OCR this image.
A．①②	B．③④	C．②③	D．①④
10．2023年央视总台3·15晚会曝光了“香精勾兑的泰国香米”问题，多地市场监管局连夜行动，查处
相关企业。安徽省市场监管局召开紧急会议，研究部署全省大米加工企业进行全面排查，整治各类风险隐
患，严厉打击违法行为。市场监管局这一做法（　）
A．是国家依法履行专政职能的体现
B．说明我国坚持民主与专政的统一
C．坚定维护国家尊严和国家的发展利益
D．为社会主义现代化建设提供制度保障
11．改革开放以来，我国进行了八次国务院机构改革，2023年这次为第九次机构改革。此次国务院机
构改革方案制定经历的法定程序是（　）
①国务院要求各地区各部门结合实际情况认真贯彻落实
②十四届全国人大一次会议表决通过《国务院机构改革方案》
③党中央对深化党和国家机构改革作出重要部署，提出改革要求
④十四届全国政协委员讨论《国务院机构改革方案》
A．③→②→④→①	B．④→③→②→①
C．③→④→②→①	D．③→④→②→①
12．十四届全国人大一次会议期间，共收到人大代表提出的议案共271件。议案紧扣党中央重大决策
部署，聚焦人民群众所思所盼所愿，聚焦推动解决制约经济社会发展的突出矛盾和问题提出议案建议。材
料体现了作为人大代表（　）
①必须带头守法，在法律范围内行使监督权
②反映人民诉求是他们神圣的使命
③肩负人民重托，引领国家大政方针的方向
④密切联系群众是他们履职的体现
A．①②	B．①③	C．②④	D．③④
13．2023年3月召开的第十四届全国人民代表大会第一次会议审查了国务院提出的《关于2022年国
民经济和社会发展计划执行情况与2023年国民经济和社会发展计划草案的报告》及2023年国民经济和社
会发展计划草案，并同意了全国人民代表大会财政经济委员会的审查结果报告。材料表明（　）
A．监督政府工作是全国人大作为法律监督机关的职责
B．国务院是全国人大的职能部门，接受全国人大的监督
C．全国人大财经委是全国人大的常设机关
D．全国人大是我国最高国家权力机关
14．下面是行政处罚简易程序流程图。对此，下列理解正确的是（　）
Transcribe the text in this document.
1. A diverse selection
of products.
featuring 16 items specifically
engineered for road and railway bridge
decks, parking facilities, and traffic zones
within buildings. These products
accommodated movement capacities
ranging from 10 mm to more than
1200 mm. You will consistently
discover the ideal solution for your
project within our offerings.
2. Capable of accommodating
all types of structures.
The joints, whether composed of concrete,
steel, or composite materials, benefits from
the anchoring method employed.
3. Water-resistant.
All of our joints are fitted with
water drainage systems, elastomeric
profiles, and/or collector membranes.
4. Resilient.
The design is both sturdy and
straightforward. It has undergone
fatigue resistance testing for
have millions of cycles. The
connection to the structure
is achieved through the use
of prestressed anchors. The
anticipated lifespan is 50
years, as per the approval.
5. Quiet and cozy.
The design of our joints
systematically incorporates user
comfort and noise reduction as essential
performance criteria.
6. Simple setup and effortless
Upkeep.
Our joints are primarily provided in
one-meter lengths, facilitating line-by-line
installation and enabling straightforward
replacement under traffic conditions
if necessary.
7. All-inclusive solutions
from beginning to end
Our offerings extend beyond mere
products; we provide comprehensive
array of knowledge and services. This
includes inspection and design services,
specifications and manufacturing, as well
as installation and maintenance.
____________
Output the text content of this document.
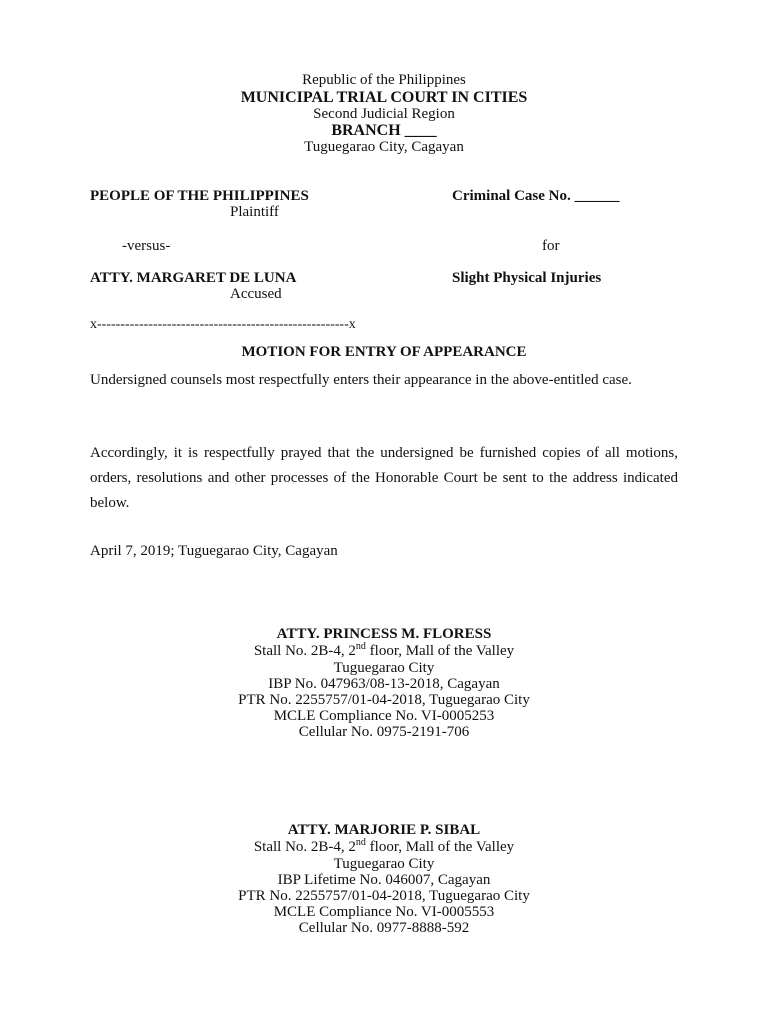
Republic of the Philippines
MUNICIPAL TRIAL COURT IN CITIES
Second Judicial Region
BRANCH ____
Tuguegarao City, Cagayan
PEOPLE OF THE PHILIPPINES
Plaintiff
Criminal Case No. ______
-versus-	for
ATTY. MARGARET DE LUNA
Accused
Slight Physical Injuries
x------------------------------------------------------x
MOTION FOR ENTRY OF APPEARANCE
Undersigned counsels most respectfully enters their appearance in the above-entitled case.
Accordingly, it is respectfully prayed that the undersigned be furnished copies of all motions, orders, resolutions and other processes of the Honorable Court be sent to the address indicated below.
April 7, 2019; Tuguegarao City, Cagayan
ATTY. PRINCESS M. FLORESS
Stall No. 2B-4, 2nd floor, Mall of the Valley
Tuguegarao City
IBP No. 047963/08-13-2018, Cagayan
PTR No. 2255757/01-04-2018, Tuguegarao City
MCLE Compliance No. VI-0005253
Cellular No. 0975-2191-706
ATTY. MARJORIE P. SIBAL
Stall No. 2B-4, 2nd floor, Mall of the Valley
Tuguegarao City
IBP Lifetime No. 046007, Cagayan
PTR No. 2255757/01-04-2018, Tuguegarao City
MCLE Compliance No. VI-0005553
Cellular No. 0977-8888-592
____________
EXERCISE OBJECTIVE: Look through the entries above; copy every line holding the string "Cagayan".

COMPLETED EXERCISE:
Tuguegarao City, Cagayan
April 7, 2019; Tuguegarao City, Cagayan
IBP No. 047963/08-13-2018, Cagayan
IBP Lifetime No. 046007, Cagayan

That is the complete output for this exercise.